■ **Exercise task**
Determine how many lines of the material hold the string "Authority" and reply with only that number.

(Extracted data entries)

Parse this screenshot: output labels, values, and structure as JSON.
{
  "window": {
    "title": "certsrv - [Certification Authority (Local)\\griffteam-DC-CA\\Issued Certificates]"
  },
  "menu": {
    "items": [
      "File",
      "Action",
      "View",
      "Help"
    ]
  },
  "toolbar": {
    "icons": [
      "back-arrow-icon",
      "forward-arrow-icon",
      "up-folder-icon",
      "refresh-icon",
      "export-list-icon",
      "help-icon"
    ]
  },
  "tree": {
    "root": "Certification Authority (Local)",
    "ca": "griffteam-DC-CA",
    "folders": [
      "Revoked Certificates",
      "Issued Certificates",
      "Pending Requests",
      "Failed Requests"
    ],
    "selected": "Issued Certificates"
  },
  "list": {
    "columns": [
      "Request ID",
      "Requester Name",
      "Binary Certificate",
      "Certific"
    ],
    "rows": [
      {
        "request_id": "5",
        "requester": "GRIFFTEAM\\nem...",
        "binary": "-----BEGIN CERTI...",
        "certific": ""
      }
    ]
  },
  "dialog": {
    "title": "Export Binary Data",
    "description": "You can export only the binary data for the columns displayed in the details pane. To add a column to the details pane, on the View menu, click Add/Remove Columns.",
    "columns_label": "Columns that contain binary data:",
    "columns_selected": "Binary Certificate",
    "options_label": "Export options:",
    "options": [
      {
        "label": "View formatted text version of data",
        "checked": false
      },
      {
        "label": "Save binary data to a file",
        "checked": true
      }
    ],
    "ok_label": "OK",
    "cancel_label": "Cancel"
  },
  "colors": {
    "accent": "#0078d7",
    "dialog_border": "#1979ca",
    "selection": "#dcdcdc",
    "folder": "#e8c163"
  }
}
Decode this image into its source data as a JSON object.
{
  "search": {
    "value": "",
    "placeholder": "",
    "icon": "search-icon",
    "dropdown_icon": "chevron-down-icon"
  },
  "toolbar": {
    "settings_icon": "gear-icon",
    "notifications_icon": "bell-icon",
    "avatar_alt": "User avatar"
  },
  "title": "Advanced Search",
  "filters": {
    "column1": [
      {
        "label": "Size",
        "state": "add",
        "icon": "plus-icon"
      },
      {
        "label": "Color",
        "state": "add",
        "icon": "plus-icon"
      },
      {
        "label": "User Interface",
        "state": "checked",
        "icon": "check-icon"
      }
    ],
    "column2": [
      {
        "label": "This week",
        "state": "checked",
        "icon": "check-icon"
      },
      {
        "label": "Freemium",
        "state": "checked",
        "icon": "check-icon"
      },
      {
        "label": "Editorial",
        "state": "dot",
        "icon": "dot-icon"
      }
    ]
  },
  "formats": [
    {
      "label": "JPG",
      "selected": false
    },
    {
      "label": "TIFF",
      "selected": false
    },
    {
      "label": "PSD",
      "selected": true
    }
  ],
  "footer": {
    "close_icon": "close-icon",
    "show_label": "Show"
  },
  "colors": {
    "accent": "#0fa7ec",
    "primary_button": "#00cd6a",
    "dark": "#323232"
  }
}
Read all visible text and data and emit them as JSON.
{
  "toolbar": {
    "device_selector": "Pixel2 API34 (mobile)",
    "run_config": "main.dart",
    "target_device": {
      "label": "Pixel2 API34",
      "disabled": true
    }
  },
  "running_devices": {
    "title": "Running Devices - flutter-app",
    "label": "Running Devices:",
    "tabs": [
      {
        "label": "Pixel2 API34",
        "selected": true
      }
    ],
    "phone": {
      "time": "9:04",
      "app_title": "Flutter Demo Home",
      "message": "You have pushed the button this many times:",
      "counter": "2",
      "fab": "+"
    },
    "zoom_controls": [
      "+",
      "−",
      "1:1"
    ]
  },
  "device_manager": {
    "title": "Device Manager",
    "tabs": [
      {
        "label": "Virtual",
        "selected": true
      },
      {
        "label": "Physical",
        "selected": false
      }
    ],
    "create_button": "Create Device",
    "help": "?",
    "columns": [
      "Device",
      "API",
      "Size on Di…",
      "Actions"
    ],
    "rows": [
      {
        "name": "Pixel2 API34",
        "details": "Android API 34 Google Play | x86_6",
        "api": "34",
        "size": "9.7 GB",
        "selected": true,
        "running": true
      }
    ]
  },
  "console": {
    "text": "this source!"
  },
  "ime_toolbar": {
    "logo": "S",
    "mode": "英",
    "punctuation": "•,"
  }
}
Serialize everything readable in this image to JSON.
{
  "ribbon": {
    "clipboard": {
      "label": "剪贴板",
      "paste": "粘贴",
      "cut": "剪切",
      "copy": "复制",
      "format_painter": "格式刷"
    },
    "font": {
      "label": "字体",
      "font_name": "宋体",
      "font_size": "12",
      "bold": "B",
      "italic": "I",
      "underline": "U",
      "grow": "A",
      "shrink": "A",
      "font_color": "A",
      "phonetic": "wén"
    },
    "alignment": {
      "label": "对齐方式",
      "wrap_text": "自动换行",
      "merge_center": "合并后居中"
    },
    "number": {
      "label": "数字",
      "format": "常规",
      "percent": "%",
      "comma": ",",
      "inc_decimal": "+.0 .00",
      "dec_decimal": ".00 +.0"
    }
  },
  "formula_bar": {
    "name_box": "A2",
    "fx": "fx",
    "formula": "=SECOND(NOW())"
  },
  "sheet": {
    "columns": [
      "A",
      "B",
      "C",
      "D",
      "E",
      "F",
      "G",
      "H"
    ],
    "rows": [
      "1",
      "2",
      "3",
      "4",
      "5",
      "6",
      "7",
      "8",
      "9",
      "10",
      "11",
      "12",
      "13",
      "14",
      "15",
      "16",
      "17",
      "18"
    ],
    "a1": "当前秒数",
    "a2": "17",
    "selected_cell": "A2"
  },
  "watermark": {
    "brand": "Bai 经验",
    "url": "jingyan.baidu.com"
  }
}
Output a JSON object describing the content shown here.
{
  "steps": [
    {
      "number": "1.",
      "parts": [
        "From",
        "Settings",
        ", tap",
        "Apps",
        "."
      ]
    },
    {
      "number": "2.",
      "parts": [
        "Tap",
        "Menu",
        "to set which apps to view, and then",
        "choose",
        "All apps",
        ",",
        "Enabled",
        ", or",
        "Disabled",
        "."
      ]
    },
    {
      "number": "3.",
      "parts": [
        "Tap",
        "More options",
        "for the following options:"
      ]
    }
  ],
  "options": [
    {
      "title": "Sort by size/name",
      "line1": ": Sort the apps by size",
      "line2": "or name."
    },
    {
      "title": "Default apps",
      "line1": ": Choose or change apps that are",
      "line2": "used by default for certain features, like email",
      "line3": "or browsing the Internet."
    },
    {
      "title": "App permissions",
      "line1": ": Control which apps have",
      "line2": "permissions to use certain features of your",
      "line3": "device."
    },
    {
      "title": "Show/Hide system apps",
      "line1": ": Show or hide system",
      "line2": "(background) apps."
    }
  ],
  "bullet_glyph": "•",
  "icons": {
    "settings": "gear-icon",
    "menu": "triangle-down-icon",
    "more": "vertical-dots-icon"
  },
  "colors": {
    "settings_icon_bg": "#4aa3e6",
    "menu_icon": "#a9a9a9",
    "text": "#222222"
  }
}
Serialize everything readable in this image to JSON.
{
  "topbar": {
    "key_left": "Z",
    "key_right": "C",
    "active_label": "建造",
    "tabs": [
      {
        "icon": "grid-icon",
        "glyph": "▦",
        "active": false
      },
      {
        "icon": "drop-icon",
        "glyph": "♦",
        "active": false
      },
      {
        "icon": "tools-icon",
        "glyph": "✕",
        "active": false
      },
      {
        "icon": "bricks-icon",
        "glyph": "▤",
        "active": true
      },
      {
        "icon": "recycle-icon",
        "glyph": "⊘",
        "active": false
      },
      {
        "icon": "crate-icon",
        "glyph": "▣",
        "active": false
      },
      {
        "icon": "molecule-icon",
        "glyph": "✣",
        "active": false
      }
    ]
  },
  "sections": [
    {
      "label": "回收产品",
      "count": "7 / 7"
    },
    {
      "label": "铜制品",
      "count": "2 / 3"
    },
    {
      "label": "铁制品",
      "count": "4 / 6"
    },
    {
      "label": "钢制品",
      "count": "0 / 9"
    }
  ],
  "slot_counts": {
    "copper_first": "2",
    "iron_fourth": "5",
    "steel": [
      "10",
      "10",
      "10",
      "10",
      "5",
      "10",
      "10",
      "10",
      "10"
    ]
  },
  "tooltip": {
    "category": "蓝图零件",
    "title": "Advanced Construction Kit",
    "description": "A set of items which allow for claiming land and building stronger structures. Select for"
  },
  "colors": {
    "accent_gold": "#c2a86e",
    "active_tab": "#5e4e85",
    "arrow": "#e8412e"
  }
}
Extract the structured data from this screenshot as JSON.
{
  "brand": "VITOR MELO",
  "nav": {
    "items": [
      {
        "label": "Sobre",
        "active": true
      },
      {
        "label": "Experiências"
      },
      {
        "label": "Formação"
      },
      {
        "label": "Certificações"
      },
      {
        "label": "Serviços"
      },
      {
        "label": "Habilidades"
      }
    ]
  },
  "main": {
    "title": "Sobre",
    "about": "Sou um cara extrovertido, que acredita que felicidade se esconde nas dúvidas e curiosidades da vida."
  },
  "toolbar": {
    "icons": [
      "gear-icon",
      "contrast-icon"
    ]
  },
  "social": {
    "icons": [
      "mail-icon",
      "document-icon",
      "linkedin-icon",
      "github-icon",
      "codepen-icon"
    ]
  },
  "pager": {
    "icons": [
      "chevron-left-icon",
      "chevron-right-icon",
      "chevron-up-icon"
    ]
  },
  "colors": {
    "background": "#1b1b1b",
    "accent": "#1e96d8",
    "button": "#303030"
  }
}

■ **Expected answer**
2